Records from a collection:
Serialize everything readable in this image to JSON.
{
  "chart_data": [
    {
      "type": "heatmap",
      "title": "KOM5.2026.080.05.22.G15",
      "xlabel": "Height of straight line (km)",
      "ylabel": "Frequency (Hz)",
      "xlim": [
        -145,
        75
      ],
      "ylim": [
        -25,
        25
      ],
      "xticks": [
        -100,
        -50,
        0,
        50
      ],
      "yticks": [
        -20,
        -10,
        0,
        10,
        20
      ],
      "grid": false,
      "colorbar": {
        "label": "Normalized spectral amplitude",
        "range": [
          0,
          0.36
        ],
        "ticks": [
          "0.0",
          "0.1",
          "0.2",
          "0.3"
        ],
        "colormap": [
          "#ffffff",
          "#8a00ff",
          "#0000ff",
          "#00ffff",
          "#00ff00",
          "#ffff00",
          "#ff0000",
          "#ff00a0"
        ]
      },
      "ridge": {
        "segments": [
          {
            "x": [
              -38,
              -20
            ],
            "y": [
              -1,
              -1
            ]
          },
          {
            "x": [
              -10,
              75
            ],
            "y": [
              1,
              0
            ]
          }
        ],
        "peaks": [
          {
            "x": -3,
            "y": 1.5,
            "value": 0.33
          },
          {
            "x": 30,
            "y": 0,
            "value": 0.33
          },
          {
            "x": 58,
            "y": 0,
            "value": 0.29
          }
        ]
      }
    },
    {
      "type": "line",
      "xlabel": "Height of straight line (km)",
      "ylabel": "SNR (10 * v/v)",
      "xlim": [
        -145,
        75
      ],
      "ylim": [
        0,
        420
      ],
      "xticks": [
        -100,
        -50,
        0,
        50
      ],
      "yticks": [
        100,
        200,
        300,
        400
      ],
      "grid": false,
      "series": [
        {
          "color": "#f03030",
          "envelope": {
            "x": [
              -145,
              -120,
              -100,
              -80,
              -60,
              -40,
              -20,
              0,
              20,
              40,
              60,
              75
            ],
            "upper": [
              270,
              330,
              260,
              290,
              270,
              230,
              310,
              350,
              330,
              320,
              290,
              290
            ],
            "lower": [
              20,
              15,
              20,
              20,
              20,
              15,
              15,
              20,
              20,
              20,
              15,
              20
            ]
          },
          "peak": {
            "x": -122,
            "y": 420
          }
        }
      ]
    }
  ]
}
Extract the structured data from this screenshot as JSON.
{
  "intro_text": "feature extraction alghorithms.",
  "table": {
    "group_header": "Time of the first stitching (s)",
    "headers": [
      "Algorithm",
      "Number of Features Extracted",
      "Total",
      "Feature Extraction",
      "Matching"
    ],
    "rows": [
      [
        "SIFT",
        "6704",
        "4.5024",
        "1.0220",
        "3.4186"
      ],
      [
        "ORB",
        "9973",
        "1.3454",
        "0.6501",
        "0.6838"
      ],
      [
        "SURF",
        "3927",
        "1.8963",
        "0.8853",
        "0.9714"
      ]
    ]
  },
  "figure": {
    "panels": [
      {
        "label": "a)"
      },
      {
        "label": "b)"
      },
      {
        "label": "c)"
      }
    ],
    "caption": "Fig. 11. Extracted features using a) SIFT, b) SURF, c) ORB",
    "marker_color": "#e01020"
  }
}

• **Short problem**
Return every line above in which the string "SURF" occurs.

• **Answer**
        "SURF",
    "caption": "Fig. 11. Extracted features using a) SIFT, b) SURF, c) ORB",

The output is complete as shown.